* **WHAT IS BEING ASKED**
What follows is a listing; give it again exactly, in its entirety.

* **THE DATA**
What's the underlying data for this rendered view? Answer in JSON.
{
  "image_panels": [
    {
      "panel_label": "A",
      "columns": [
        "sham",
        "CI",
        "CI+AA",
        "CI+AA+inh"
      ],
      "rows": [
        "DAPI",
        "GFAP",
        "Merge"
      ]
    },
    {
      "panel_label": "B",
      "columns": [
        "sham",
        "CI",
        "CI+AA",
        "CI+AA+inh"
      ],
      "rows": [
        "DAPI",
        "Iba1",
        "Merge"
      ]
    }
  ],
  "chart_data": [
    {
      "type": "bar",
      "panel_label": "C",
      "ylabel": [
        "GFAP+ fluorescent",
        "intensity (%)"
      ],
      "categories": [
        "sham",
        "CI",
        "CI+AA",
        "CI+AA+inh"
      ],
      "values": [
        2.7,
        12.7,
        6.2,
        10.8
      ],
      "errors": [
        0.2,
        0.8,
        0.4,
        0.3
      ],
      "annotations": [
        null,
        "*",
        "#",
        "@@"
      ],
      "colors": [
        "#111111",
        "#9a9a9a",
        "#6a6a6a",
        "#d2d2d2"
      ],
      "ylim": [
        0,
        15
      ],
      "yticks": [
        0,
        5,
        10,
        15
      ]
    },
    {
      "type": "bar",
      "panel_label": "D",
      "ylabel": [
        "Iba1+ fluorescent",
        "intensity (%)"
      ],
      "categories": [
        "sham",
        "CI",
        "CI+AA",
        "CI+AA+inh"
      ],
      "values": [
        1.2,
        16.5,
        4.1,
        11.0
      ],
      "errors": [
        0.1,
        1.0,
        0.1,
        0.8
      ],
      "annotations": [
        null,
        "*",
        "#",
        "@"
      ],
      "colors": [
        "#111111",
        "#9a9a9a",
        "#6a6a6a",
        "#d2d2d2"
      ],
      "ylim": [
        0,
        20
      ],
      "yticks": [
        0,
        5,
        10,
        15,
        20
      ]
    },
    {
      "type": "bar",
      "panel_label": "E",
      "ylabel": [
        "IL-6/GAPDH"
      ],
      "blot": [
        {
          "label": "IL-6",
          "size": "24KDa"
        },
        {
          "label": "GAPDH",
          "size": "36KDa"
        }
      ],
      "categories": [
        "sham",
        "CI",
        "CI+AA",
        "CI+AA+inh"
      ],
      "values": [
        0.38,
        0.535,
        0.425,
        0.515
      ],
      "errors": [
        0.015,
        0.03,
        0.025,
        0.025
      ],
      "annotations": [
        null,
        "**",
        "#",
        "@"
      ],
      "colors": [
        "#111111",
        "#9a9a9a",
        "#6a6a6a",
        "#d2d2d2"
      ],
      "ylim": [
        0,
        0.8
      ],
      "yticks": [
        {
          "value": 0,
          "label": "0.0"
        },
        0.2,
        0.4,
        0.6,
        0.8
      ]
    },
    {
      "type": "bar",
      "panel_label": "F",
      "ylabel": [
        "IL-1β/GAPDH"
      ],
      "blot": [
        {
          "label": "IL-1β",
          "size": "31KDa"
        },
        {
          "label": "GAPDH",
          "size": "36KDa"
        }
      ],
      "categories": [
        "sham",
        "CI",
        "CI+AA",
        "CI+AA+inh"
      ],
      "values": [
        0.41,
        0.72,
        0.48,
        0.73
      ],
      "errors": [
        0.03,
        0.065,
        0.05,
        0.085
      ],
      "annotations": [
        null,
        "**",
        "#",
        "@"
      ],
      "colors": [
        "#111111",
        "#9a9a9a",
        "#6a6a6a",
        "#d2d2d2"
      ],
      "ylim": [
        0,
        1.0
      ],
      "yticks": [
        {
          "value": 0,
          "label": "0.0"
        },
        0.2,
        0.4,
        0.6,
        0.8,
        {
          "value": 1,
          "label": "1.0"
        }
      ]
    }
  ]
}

* **EXERCISE SOLUTION**
What's the underlying data for this rendered view? Answer in JSON.
{
  "image_panels": [
    {
      "panel_label": "A",
      "columns": [
        "sham",
        "CI",
        "CI+AA",
        "CI+AA+inh"
      ],
      "rows": [
        "DAPI",
        "GFAP",
        "Merge"
      ]
    },
    {
      "panel_label": "B",
      "columns": [
        "sham",
        "CI",
        "CI+AA",
        "CI+AA+inh"
      ],
      "rows": [
        "DAPI",
        "Iba1",
        "Merge"
      ]
    }
  ],
  "chart_data": [
    {
      "type": "bar",
      "panel_label": "C",
      "ylabel": [
        "GFAP+ fluorescent",
        "intensity (%)"
      ],
      "categories": [
        "sham",
        "CI",
        "CI+AA",
        "CI+AA+inh"
      ],
      "values": [
        2.7,
        12.7,
        6.2,
        10.8
      ],
      "errors": [
        0.2,
        0.8,
        0.4,
        0.3
      ],
      "annotations": [
        null,
        "*",
        "#",
        "@@"
      ],
      "colors": [
        "#111111",
        "#9a9a9a",
        "#6a6a6a",
        "#d2d2d2"
      ],
      "ylim": [
        0,
        15
      ],
      "yticks": [
        0,
        5,
        10,
        15
      ]
    },
    {
      "type": "bar",
      "panel_label": "D",
      "ylabel": [
        "Iba1+ fluorescent",
        "intensity (%)"
      ],
      "categories": [
        "sham",
        "CI",
        "CI+AA",
        "CI+AA+inh"
      ],
      "values": [
        1.2,
        16.5,
        4.1,
        11.0
      ],
      "errors": [
        0.1,
        1.0,
        0.1,
        0.8
      ],
      "annotations": [
        null,
        "*",
        "#",
        "@"
      ],
      "colors": [
        "#111111",
        "#9a9a9a",
        "#6a6a6a",
        "#d2d2d2"
      ],
      "ylim": [
        0,
        20
      ],
      "yticks": [
        0,
        5,
        10,
        15,
        20
      ]
    },
    {
      "type": "bar",
      "panel_label": "E",
      "ylabel": [
        "IL-6/GAPDH"
      ],
      "blot": [
        {
          "label": "IL-6",
          "size": "24KDa"
        },
        {
          "label": "GAPDH",
          "size": "36KDa"
        }
      ],
      "categories": [
        "sham",
        "CI",
        "CI+AA",
        "CI+AA+inh"
      ],
      "values": [
        0.38,
        0.535,
        0.425,
        0.515
      ],
      "errors": [
        0.015,
        0.03,
        0.025,
        0.025
      ],
      "annotations": [
        null,
        "**",
        "#",
        "@"
      ],
      "colors": [
        "#111111",
        "#9a9a9a",
        "#6a6a6a",
        "#d2d2d2"
      ],
      "ylim": [
        0,
        0.8
      ],
      "yticks": [
        {
          "value": 0,
          "label": "0.0"
        },
        0.2,
        0.4,
        0.6,
        0.8
      ]
    },
    {
      "type": "bar",
      "panel_label": "F",
      "ylabel": [
        "IL-1β/GAPDH"
      ],
      "blot": [
        {
          "label": "IL-1β",
          "size": "31KDa"
        },
        {
          "label": "GAPDH",
          "size": "36KDa"
        }
      ],
      "categories": [
        "sham",
        "CI",
        "CI+AA",
        "CI+AA+inh"
      ],
      "values": [
        0.41,
        0.72,
        0.48,
        0.73
      ],
      "errors": [
        0.03,
        0.065,
        0.05,
        0.085
      ],
      "annotations": [
        null,
        "**",
        "#",
        "@"
      ],
      "colors": [
        "#111111",
        "#9a9a9a",
        "#6a6a6a",
        "#d2d2d2"
      ],
      "ylim": [
        0,
        1.0
      ],
      "yticks": [
        {
          "value": 0,
          "label": "0.0"
        },
        0.2,
        0.4,
        0.6,
        0.8,
        {
          "value": 1,
          "label": "1.0"
        }
      ]
    }
  ]
}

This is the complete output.